» REQUIRED WORK
Please quote the material exactly, every line of it.

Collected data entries
# # # #
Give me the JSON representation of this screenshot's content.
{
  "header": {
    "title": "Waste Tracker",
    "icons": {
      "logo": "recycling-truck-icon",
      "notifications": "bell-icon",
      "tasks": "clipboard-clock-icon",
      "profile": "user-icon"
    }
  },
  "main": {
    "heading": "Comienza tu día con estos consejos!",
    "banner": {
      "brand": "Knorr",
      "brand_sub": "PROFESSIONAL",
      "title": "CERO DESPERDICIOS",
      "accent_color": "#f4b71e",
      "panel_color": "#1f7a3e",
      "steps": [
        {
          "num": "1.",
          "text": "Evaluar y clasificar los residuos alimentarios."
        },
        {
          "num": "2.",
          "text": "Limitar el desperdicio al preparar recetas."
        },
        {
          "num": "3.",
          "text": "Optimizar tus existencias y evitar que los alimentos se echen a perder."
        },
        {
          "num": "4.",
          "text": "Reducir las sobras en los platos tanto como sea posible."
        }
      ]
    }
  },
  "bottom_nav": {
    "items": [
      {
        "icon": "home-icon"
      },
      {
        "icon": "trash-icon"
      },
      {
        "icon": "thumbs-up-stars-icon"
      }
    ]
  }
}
# # # #
» CORRECT RESPONSE
Give me the JSON representation of this screenshot's content.
{
  "header": {
    "title": "Waste Tracker",
    "icons": {
      "logo": "recycling-truck-icon",
      "notifications": "bell-icon",
      "tasks": "clipboard-clock-icon",
      "profile": "user-icon"
    }
  },
  "main": {
    "heading": "Comienza tu día con estos consejos!",
    "banner": {
      "brand": "Knorr",
      "brand_sub": "PROFESSIONAL",
      "title": "CERO DESPERDICIOS",
      "accent_color": "#f4b71e",
      "panel_color": "#1f7a3e",
      "steps": [
        {
          "num": "1.",
          "text": "Evaluar y clasificar los residuos alimentarios."
        },
        {
          "num": "2.",
          "text": "Limitar el desperdicio al preparar recetas."
        },
        {
          "num": "3.",
          "text": "Optimizar tus existencias y evitar que los alimentos se echen a perder."
        },
        {
          "num": "4.",
          "text": "Reducir las sobras en los platos tanto como sea posible."
        }
      ]
    }
  },
  "bottom_nav": {
    "items": [
      {
        "icon": "home-icon"
      },
      {
        "icon": "trash-icon"
      },
      {
        "icon": "thumbs-up-stars-icon"
      }
    ]
  }
}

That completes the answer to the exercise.